WHAT IS EXPECTED
Pull each line containing "name" out of the data and copy it.

INPUT
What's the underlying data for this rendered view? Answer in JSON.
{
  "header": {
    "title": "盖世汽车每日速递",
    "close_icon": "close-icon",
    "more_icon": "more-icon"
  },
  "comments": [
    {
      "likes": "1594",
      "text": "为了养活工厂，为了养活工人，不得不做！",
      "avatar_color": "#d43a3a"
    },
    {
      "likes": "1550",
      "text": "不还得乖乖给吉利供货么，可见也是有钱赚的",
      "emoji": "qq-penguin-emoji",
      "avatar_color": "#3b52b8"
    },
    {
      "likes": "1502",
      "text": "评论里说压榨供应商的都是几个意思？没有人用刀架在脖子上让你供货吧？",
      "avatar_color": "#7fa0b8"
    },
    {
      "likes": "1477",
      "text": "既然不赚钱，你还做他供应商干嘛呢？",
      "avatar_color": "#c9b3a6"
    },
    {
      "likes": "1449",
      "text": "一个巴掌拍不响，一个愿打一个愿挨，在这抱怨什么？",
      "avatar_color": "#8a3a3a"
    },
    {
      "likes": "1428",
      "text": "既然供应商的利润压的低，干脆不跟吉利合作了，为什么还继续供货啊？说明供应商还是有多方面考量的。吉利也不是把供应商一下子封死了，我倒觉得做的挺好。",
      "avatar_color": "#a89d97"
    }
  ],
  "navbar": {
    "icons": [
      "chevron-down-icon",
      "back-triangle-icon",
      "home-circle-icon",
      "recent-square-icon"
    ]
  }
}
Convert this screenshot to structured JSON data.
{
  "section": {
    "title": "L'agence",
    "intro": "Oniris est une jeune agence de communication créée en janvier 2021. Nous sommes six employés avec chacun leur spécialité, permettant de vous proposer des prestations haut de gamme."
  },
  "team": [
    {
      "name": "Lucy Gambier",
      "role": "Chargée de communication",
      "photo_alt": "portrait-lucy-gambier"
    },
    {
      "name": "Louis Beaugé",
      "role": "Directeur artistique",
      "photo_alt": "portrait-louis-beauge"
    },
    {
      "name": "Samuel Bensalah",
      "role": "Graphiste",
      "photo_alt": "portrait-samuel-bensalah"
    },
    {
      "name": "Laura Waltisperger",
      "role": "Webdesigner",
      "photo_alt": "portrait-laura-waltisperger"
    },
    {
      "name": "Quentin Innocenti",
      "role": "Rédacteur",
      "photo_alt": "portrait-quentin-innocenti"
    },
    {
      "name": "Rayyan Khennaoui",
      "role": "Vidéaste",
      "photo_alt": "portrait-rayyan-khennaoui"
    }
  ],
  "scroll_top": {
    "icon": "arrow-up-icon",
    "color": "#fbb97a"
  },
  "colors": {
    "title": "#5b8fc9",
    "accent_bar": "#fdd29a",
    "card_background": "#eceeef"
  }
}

RESULT
      "name": "Lucy Gambier",
      "name": "Louis Beaugé",
      "name": "Samuel Bensalah",
      "name": "Laura Waltisperger",
      "name": "Quentin Innocenti",
      "name": "Rayyan Khennaoui",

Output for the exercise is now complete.